DATA SUPPLIED:
---

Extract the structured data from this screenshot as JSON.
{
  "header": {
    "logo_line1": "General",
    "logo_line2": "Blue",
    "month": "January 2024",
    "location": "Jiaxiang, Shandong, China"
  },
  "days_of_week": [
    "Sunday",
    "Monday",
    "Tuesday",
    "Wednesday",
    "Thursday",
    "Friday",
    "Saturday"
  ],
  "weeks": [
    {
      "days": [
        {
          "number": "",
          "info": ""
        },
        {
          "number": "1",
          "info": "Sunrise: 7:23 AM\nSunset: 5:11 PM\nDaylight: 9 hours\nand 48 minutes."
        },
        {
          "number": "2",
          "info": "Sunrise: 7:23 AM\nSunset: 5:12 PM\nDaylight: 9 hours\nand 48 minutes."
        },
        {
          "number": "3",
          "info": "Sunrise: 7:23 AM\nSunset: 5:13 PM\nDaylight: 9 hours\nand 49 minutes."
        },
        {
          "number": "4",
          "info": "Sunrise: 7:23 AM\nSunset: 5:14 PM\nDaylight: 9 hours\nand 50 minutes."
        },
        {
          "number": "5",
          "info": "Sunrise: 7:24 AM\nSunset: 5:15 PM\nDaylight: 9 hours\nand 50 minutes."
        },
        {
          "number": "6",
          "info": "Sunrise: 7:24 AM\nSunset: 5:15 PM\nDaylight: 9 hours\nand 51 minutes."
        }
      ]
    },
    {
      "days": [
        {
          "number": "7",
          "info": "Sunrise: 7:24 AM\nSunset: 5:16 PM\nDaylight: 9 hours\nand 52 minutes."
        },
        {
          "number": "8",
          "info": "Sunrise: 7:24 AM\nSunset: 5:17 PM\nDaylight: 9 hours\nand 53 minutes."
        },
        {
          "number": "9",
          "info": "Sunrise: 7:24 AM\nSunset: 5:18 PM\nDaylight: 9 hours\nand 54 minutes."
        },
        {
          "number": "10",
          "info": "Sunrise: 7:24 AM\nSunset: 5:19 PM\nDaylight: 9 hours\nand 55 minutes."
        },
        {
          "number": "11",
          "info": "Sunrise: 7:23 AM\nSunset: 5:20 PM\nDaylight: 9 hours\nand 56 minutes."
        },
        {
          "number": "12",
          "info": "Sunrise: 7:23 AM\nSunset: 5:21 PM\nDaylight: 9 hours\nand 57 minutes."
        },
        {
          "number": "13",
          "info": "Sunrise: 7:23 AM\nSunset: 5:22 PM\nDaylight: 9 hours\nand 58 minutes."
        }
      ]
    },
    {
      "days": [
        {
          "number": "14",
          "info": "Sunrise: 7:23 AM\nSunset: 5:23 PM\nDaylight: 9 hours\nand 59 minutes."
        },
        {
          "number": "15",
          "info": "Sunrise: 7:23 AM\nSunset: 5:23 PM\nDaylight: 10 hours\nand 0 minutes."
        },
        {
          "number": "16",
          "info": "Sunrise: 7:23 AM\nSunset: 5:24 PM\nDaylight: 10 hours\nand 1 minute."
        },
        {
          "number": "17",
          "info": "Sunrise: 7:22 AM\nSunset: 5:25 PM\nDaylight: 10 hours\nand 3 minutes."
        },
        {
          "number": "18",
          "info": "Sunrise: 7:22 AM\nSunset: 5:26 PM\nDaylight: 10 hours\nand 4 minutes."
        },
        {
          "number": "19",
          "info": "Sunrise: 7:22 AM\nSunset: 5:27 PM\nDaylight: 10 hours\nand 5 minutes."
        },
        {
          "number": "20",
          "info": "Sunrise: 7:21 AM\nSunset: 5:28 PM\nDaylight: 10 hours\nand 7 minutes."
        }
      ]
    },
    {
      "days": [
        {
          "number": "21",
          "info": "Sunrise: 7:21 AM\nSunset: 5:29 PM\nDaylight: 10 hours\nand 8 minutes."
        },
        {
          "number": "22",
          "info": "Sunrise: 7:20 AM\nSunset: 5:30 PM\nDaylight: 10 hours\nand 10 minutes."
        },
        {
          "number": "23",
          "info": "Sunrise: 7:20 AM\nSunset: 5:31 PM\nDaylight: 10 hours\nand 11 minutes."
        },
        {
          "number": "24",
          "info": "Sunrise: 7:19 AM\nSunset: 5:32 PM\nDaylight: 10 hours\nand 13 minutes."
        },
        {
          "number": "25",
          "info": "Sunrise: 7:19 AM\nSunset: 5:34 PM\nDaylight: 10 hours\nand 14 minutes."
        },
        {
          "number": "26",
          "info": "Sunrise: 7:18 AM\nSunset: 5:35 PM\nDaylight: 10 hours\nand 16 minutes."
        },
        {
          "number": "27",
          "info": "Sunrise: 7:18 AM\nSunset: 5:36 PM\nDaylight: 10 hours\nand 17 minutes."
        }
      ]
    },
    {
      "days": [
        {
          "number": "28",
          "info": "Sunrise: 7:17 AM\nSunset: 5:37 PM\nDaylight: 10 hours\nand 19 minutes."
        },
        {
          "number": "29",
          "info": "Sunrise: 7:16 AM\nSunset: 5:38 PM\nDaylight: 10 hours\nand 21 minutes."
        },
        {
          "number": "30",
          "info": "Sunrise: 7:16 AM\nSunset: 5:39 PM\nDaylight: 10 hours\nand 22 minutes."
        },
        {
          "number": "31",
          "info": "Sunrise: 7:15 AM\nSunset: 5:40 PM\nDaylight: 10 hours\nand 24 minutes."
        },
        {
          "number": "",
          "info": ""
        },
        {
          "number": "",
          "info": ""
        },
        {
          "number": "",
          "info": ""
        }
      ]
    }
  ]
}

---

DO THIS: Quote each line above in full, word for word.

REPLY TO THE TASK:
Extract the structured data from this screenshot as JSON.
{
  "header": {
    "logo_line1": "General",
    "logo_line2": "Blue",
    "month": "January 2024",
    "location": "Jiaxiang, Shandong, China"
  },
  "days_of_week": [
    "Sunday",
    "Monday",
    "Tuesday",
    "Wednesday",
    "Thursday",
    "Friday",
    "Saturday"
  ],
  "weeks": [
    {
      "days": [
        {
          "number": "",
          "info": ""
        },
        {
          "number": "1",
          "info": "Sunrise: 7:23 AM\nSunset: 5:11 PM\nDaylight: 9 hours\nand 48 minutes."
        },
        {
          "number": "2",
          "info": "Sunrise: 7:23 AM\nSunset: 5:12 PM\nDaylight: 9 hours\nand 48 minutes."
        },
        {
          "number": "3",
          "info": "Sunrise: 7:23 AM\nSunset: 5:13 PM\nDaylight: 9 hours\nand 49 minutes."
        },
        {
          "number": "4",
          "info": "Sunrise: 7:23 AM\nSunset: 5:14 PM\nDaylight: 9 hours\nand 50 minutes."
        },
        {
          "number": "5",
          "info": "Sunrise: 7:24 AM\nSunset: 5:15 PM\nDaylight: 9 hours\nand 50 minutes."
        },
        {
          "number": "6",
          "info": "Sunrise: 7:24 AM\nSunset: 5:15 PM\nDaylight: 9 hours\nand 51 minutes."
        }
      ]
    },
    {
      "days": [
        {
          "number": "7",
          "info": "Sunrise: 7:24 AM\nSunset: 5:16 PM\nDaylight: 9 hours\nand 52 minutes."
        },
        {
          "number": "8",
          "info": "Sunrise: 7:24 AM\nSunset: 5:17 PM\nDaylight: 9 hours\nand 53 minutes."
        },
        {
          "number": "9",
          "info": "Sunrise: 7:24 AM\nSunset: 5:18 PM\nDaylight: 9 hours\nand 54 minutes."
        },
        {
          "number": "10",
          "info": "Sunrise: 7:24 AM\nSunset: 5:19 PM\nDaylight: 9 hours\nand 55 minutes."
        },
        {
          "number": "11",
          "info": "Sunrise: 7:23 AM\nSunset: 5:20 PM\nDaylight: 9 hours\nand 56 minutes."
        },
        {
          "number": "12",
          "info": "Sunrise: 7:23 AM\nSunset: 5:21 PM\nDaylight: 9 hours\nand 57 minutes."
        },
        {
          "number": "13",
          "info": "Sunrise: 7:23 AM\nSunset: 5:22 PM\nDaylight: 9 hours\nand 58 minutes."
        }
      ]
    },
    {
      "days": [
        {
          "number": "14",
          "info": "Sunrise: 7:23 AM\nSunset: 5:23 PM\nDaylight: 9 hours\nand 59 minutes."
        },
        {
          "number": "15",
          "info": "Sunrise: 7:23 AM\nSunset: 5:23 PM\nDaylight: 10 hours\nand 0 minutes."
        },
        {
          "number": "16",
          "info": "Sunrise: 7:23 AM\nSunset: 5:24 PM\nDaylight: 10 hours\nand 1 minute."
        },
        {
          "number": "17",
          "info": "Sunrise: 7:22 AM\nSunset: 5:25 PM\nDaylight: 10 hours\nand 3 minutes."
        },
        {
          "number": "18",
          "info": "Sunrise: 7:22 AM\nSunset: 5:26 PM\nDaylight: 10 hours\nand 4 minutes."
        },
        {
          "number": "19",
          "info": "Sunrise: 7:22 AM\nSunset: 5:27 PM\nDaylight: 10 hours\nand 5 minutes."
        },
        {
          "number": "20",
          "info": "Sunrise: 7:21 AM\nSunset: 5:28 PM\nDaylight: 10 hours\nand 7 minutes."
        }
      ]
    },
    {
      "days": [
        {
          "number": "21",
          "info": "Sunrise: 7:21 AM\nSunset: 5:29 PM\nDaylight: 10 hours\nand 8 minutes."
        },
        {
          "number": "22",
          "info": "Sunrise: 7:20 AM\nSunset: 5:30 PM\nDaylight: 10 hours\nand 10 minutes."
        },
        {
          "number": "23",
          "info": "Sunrise: 7:20 AM\nSunset: 5:31 PM\nDaylight: 10 hours\nand 11 minutes."
        },
        {
          "number": "24",
          "info": "Sunrise: 7:19 AM\nSunset: 5:32 PM\nDaylight: 10 hours\nand 13 minutes."
        },
        {
          "number": "25",
          "info": "Sunrise: 7:19 AM\nSunset: 5:34 PM\nDaylight: 10 hours\nand 14 minutes."
        },
        {
          "number": "26",
          "info": "Sunrise: 7:18 AM\nSunset: 5:35 PM\nDaylight: 10 hours\nand 16 minutes."
        },
        {
          "number": "27",
          "info": "Sunrise: 7:18 AM\nSunset: 5:36 PM\nDaylight: 10 hours\nand 17 minutes."
        }
      ]
    },
    {
      "days": [
        {
          "number": "28",
          "info": "Sunrise: 7:17 AM\nSunset: 5:37 PM\nDaylight: 10 hours\nand 19 minutes."
        },
        {
          "number": "29",
          "info": "Sunrise: 7:16 AM\nSunset: 5:38 PM\nDaylight: 10 hours\nand 21 minutes."
        },
        {
          "number": "30",
          "info": "Sunrise: 7:16 AM\nSunset: 5:39 PM\nDaylight: 10 hours\nand 22 minutes."
        },
        {
          "number": "31",
          "info": "Sunrise: 7:15 AM\nSunset: 5:40 PM\nDaylight: 10 hours\nand 24 minutes."
        },
        {
          "number": "",
          "info": ""
        },
        {
          "number": "",
          "info": ""
        },
        {
          "number": "",
          "info": ""
        }
      ]
    }
  ]
}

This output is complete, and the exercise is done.